The Illusions of Entrepreneurship
The Costly Myths That Entrepreneurs, Investors, and Policy Makers Live By
By Scott A. Shane
Yale University Press
Copyright © 2008 Yale University
All right reserved.

ISBN: 978-0-300-11331-0

Chapter One
America: Land of Entrepreneurship in an Entrepreneurial Era?

Suppose you're a policy maker interested in encouraging more people to become entrepreneurs, or you're thinking of becoming an entrepreneur yourself, or you're just an interested citizen who thinks start-ups are a good thing. You might want to understand some basic facts about entrepreneurship in America. Things like: Do Americans start a lot of companies? Are more people starting companies than used to? Why do some places have more start-ups than others? The answers to these questions will tell you where and when new companies are created and what factors affect their formation.

You soon realize that finding answers to these questions is pretty easy. Policy makers and entrepreneurs, investors and interested observers-they know the answers, and they're willing to tell you. They say that the world of big companies is over. More and more people are becoming entrepreneurs every year because people, fed up with a lack of job security and with a desire to do their own thing, are fleeing from the corporate world and starting businesses in ever-increasing numbers. In fact, your spin around the World Wide Web and your look in your local bookstore quickly tells you that:

· "Over the past decade or so, the emergence of a new entrepreneurial economy in America has begun. There has been significant growth in entrepreneurial start-ups and small businesses now are the engine of this economy." · "Observers comparing the U.S. economy to the economies of other countries often note that Americans seem much more willing to become entrepreneurs." · "We are in the midst of the largest entrepreneurial surge this country has ever seen."

########

▸ **TASK**: Can you copy out the entrepreneurship excerpt above word for word, from its title line through the last quotation?

▸ **MATERIAL SUPPLIED**:
########

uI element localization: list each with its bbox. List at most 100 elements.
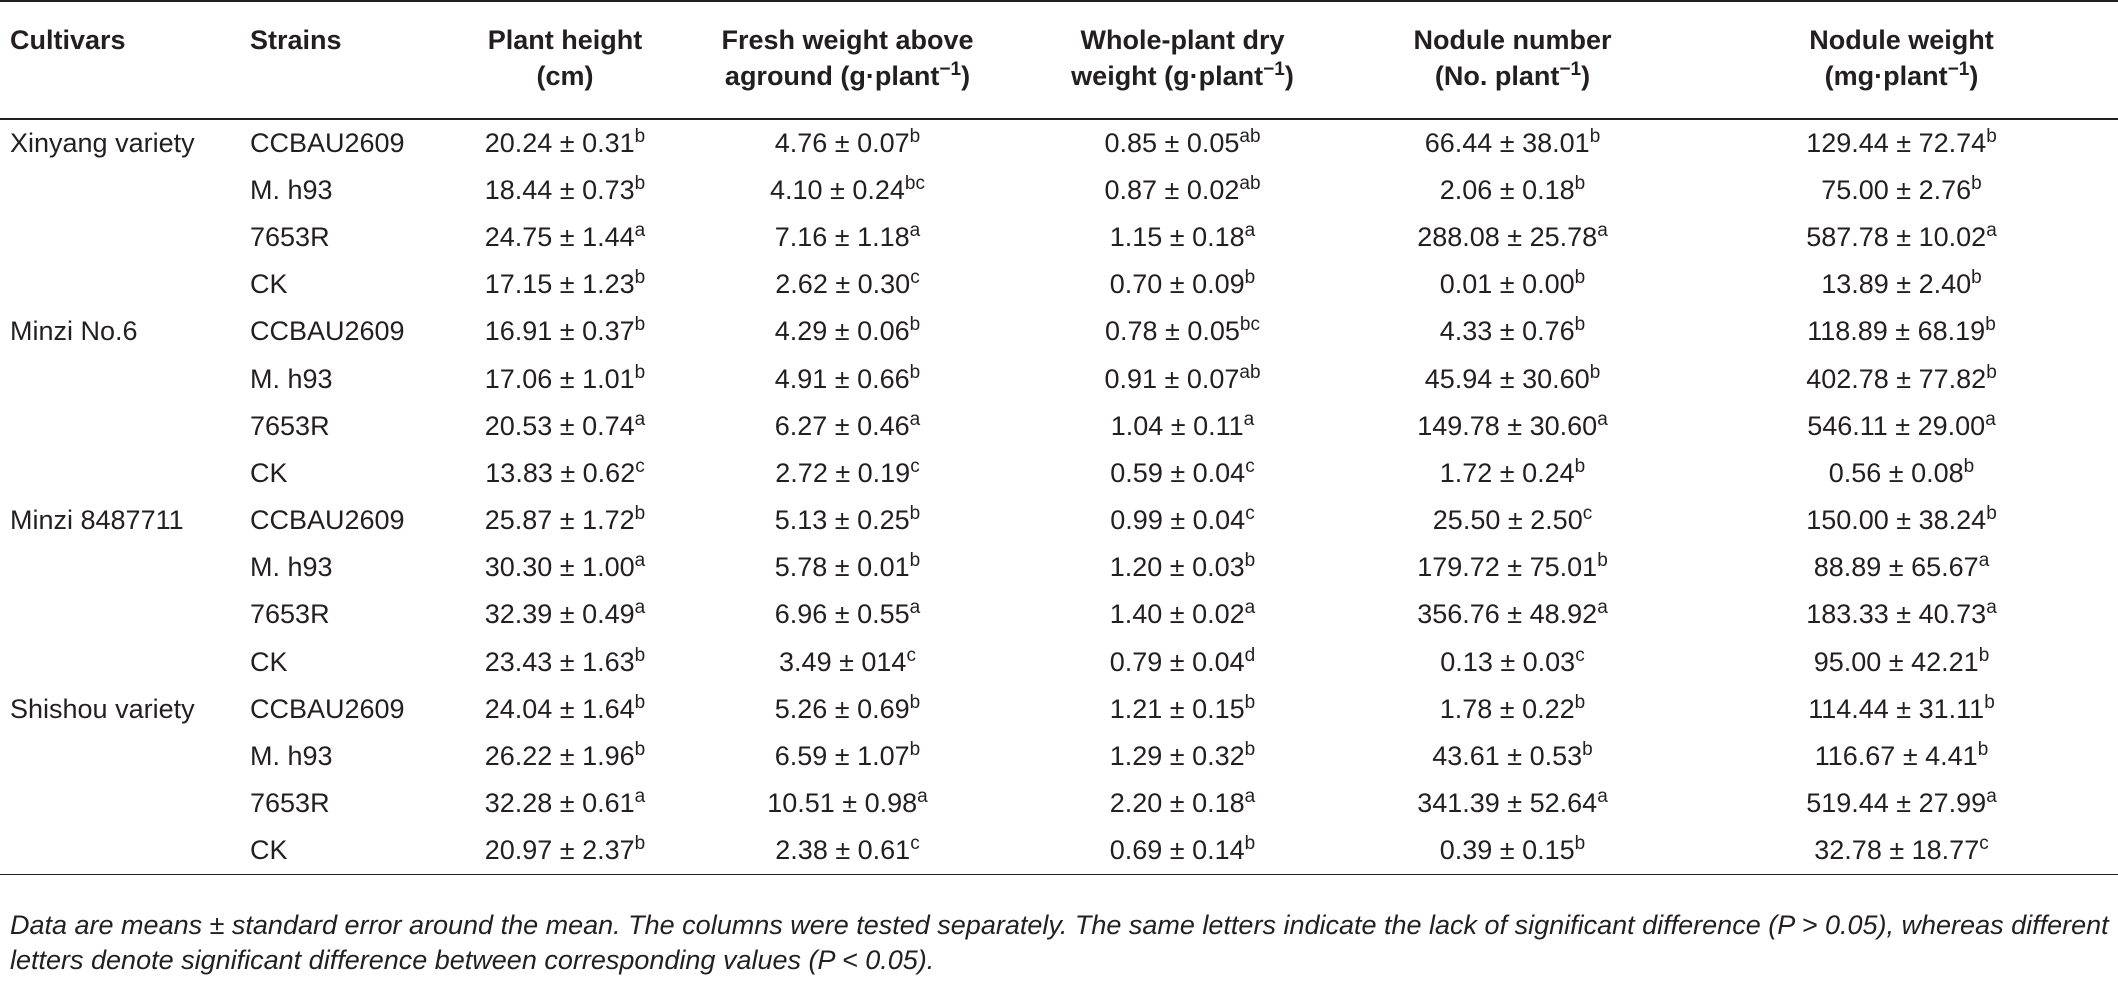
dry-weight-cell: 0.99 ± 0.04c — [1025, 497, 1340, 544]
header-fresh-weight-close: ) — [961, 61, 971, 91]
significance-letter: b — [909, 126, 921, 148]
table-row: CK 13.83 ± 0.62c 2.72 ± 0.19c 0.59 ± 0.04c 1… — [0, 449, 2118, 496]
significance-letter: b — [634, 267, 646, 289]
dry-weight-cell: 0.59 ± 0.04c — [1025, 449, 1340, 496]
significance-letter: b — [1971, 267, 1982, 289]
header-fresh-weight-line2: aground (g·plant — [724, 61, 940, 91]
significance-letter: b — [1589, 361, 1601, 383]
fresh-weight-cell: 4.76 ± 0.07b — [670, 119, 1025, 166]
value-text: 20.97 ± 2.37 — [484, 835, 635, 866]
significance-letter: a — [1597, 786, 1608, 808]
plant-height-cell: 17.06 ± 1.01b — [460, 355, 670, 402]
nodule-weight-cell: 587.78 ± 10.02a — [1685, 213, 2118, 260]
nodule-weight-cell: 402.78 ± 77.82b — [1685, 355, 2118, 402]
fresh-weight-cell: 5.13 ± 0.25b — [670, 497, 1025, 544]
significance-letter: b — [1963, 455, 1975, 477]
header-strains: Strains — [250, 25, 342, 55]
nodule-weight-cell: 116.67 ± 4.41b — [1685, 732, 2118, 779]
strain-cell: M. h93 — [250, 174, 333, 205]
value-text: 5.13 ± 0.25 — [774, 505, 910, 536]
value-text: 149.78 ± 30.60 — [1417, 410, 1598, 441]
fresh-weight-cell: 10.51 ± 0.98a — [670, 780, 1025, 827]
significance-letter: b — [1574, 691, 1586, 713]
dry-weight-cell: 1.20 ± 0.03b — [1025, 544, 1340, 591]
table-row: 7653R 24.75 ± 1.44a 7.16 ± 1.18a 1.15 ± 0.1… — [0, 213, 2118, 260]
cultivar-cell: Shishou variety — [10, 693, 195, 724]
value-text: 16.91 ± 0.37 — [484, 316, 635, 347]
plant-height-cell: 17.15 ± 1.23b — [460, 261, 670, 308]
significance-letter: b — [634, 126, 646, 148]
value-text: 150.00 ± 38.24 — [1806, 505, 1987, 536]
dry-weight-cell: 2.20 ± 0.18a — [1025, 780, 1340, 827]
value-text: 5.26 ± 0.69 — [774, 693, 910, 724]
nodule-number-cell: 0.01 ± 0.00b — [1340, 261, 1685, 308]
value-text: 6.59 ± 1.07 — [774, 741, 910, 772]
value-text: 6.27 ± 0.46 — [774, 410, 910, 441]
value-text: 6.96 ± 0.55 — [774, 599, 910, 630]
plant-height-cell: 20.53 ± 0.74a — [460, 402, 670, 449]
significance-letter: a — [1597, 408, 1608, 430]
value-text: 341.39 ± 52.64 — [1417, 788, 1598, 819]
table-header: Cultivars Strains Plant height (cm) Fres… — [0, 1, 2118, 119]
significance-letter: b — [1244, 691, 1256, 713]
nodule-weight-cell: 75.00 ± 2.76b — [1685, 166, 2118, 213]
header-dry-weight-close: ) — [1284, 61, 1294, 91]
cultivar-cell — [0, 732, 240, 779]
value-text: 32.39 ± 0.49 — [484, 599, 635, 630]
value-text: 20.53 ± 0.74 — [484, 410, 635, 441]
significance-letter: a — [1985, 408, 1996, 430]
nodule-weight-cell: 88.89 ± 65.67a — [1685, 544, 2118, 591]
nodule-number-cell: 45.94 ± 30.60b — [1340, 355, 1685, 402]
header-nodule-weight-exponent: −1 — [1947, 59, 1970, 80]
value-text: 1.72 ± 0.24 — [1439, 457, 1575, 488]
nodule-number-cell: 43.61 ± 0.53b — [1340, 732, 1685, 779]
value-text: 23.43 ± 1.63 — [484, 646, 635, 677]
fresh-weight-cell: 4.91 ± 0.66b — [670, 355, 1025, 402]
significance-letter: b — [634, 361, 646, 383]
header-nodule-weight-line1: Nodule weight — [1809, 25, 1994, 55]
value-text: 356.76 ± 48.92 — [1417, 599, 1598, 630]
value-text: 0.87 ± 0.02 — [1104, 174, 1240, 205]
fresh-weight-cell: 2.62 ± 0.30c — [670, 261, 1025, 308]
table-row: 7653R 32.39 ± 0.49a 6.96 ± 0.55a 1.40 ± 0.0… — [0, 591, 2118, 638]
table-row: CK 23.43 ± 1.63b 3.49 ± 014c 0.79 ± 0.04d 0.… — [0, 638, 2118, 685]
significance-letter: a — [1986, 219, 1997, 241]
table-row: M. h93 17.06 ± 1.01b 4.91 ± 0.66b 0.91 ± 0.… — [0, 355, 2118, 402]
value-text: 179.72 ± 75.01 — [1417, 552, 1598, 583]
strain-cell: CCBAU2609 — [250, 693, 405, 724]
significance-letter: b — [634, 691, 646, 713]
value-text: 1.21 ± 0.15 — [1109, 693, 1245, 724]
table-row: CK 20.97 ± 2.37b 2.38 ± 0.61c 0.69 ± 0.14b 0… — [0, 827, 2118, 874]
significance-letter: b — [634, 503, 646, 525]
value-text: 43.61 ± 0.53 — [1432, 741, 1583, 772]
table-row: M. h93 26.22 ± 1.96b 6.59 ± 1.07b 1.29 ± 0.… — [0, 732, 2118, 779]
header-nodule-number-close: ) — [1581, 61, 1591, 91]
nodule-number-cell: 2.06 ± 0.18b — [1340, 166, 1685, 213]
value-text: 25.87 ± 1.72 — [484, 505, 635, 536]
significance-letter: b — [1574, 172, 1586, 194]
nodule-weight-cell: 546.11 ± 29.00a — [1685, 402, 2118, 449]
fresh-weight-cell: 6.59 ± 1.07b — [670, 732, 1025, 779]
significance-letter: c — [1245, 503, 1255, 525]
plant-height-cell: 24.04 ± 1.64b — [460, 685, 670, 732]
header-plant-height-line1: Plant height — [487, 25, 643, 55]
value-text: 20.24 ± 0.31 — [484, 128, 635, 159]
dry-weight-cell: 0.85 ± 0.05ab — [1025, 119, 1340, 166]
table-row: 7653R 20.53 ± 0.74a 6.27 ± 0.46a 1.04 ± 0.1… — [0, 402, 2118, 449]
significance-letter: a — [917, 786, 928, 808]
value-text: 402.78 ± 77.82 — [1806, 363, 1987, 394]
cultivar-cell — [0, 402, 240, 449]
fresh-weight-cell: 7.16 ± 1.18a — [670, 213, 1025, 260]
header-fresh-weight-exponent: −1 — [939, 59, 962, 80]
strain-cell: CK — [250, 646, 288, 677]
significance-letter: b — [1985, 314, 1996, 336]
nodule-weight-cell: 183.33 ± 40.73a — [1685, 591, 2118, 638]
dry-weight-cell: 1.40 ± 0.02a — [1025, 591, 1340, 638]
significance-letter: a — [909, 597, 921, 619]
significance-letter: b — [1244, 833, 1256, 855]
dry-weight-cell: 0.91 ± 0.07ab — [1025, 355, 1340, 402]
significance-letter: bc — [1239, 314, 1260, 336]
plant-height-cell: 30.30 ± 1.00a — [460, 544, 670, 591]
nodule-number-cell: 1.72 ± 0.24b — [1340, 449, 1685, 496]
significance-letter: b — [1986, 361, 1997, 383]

########

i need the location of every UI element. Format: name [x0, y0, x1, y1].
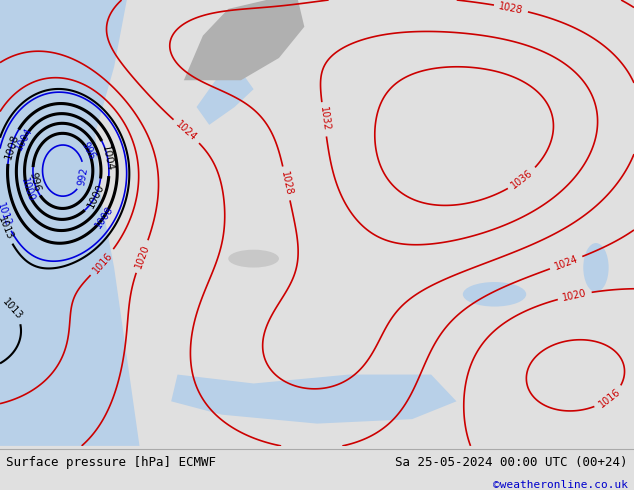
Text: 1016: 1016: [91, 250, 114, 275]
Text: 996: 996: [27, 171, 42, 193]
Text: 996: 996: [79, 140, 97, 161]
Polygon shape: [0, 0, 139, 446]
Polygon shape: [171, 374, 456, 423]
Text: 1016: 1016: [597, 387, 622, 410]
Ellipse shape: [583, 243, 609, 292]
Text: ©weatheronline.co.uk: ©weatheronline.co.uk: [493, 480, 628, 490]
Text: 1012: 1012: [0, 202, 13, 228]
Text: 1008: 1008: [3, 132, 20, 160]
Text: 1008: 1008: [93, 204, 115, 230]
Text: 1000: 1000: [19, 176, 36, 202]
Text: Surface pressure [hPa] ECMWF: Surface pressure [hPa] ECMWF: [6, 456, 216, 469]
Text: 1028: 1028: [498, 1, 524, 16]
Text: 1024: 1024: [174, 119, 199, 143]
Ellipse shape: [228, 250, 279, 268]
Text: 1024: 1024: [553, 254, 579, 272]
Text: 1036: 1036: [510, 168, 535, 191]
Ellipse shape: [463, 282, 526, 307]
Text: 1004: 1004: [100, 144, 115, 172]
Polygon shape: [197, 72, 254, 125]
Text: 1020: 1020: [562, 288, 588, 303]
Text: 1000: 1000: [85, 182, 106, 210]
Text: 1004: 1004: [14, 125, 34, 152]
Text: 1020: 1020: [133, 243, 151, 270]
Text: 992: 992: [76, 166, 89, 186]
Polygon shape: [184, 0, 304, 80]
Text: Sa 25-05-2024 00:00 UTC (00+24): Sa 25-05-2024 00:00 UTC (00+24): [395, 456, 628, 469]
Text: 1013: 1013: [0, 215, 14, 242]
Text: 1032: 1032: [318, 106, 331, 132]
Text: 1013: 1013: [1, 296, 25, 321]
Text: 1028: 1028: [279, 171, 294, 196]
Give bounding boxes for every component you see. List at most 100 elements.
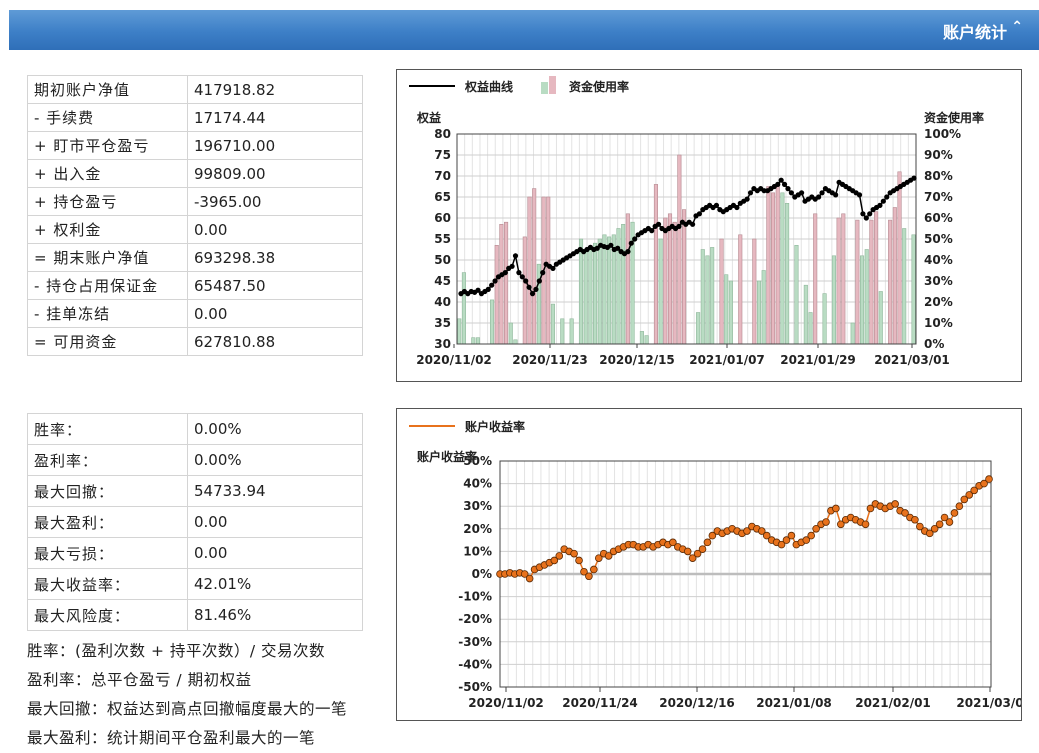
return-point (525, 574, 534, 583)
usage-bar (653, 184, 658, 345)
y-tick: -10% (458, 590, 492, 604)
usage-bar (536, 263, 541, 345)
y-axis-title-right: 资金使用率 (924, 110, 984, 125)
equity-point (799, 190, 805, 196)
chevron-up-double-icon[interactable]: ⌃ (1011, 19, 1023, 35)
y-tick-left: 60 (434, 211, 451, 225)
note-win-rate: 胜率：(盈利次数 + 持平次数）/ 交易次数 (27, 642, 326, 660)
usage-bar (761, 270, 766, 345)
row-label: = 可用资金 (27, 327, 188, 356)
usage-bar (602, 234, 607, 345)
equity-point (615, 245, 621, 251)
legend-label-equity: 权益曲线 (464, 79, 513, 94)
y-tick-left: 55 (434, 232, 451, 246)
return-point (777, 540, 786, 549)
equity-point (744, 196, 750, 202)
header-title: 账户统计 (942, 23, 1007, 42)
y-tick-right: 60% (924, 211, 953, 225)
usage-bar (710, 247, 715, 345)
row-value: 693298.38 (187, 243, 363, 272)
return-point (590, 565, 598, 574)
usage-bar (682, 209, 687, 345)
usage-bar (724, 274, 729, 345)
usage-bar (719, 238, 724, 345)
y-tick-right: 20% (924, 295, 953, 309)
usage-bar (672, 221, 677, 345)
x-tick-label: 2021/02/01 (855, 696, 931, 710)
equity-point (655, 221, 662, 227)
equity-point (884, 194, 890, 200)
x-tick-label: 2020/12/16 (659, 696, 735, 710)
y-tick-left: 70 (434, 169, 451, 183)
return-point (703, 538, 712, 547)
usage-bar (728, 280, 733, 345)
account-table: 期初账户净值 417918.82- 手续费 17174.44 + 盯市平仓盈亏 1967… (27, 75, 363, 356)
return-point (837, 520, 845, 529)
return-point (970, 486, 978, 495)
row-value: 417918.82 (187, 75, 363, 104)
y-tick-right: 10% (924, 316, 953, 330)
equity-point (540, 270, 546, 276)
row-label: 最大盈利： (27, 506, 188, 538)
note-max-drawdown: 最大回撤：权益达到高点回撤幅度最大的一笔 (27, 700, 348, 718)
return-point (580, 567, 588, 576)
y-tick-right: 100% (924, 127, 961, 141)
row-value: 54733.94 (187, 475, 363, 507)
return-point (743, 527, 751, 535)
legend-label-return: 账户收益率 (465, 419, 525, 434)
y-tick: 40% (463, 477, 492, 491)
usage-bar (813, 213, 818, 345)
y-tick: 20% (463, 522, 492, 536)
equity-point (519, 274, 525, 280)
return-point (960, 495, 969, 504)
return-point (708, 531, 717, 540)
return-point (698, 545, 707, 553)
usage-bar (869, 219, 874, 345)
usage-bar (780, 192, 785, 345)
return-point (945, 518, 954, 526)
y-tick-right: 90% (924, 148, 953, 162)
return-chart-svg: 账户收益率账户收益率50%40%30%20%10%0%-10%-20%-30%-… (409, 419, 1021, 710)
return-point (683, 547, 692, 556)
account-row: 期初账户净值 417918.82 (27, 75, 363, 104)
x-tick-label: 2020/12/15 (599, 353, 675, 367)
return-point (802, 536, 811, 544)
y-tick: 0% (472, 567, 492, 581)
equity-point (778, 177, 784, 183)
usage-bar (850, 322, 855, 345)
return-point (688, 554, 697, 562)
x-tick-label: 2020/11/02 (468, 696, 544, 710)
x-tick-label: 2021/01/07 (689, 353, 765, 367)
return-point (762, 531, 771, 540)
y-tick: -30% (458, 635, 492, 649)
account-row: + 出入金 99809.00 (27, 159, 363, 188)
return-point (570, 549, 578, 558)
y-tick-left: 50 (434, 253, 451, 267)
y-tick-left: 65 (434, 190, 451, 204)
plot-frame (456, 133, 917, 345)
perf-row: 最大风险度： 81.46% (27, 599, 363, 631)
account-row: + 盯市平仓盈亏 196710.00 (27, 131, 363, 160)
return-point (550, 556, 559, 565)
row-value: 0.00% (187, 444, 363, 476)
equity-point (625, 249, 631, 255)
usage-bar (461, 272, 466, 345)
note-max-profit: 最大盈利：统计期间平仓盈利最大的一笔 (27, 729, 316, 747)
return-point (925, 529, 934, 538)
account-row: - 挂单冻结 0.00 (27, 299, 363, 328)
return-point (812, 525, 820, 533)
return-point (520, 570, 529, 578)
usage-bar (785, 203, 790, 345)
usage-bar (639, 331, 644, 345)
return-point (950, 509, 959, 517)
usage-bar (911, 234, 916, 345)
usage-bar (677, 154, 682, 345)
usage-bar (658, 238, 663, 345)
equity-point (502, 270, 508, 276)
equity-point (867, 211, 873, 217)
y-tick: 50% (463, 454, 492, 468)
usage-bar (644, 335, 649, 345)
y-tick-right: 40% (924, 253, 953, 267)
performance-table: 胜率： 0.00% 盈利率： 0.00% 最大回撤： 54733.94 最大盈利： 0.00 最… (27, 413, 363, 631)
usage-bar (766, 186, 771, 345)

########

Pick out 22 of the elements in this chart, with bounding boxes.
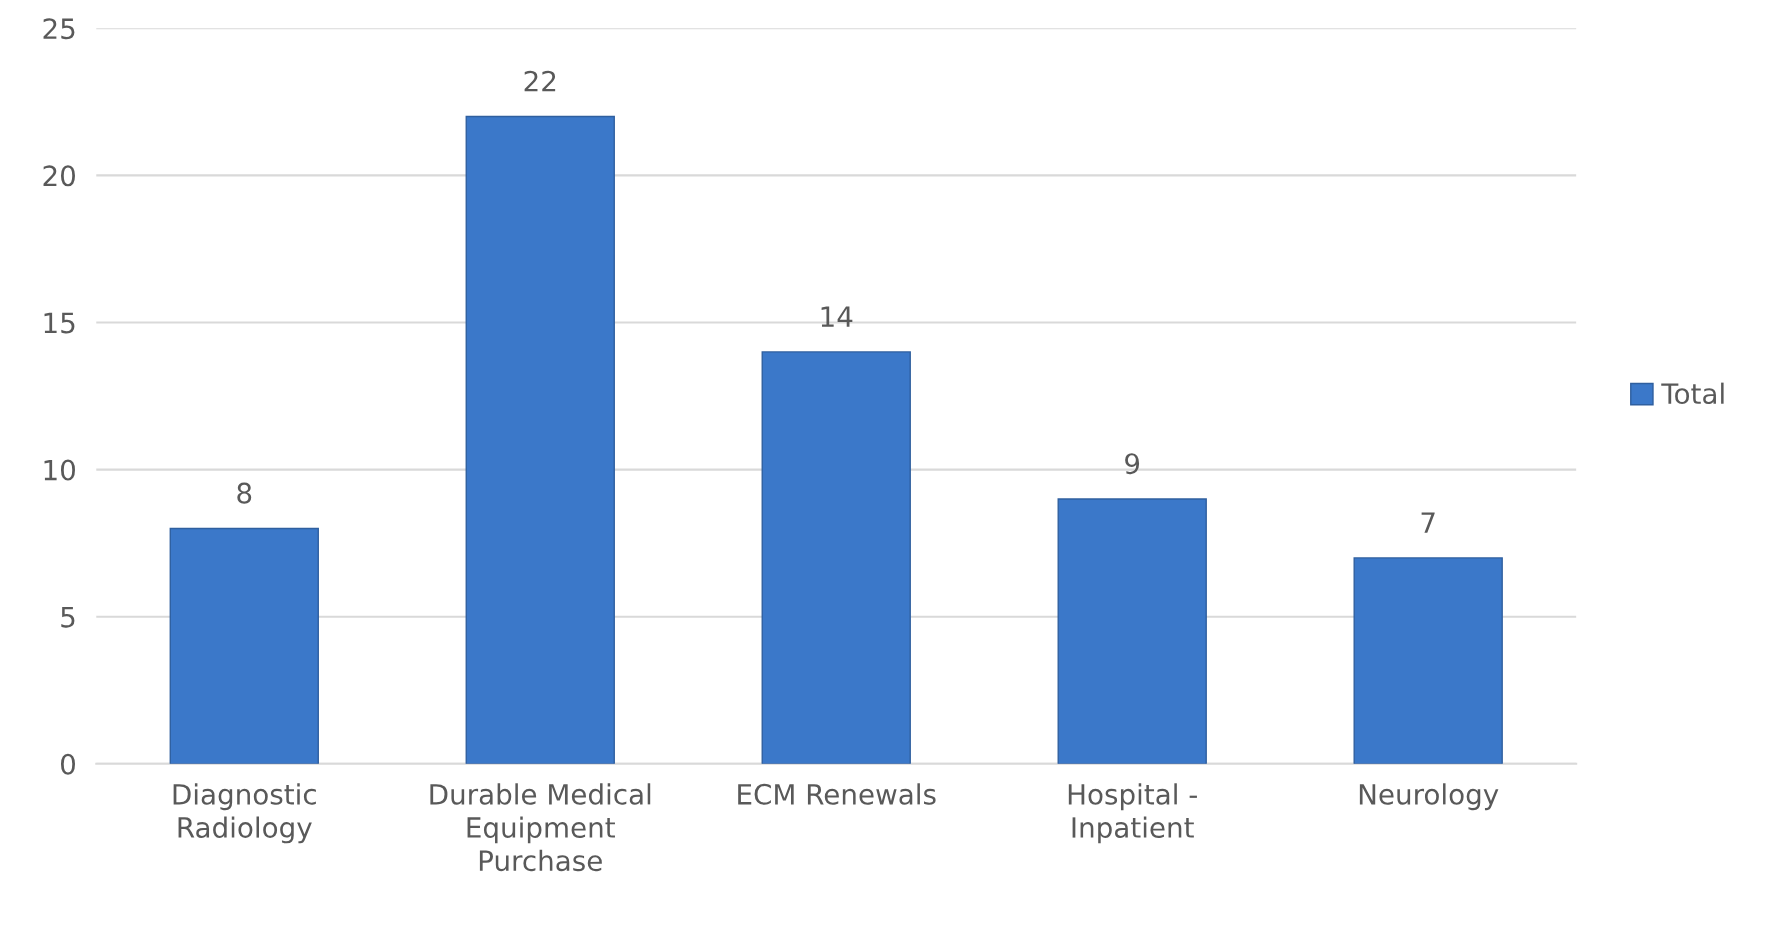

########

▸ **THE OUTPUT**:
The Illusions of Entrepreneurship
The Costly Myths That Entrepreneurs, Investors, and Policy Makers Live By
By Scott A. Shane
Yale University Press
Copyright © 2008 Yale University
All right reserved.

ISBN: 978-0-300-11331-0

Chapter One
America: Land of Entrepreneurship in an Entrepreneurial Era?

Suppose you're a policy maker interested in encouraging more people to become entrepreneurs, or you're thinking of becoming an entrepreneur yourself, or you're just an interested citizen who thinks start-ups are a good thing. You might want to understand some basic facts about entrepreneurship in America. Things like: Do Americans start a lot of companies? Are more people starting companies than used to? Why do some places have more start-ups than others? The answers to these questions will tell you where and when new companies are created and what factors affect their formation.

You soon realize that finding answers to these questions is pretty easy. Policy makers and entrepreneurs, investors and interested observers-they know the answers, and they're willing to tell you. They say that the world of big companies is over. More and more people are becoming entrepreneurs every year because people, fed up with a lack of job security and with a desire to do their own thing, are fleeing from the corporate world and starting businesses in ever-increasing numbers. In fact, your spin around the World Wide Web and your look in your local bookstore quickly tells you that:

· "Over the past decade or so, the emergence of a new entrepreneurial economy in America has begun. There has been significant growth in entrepreneurial start-ups and small businesses now are the engine of this economy." · "Observers comparing the U.S. economy to the economies of other countries often note that Americans seem much more willing to become entrepreneurs." · "We are in the midst of the largest entrepreneurial surge this country has ever seen."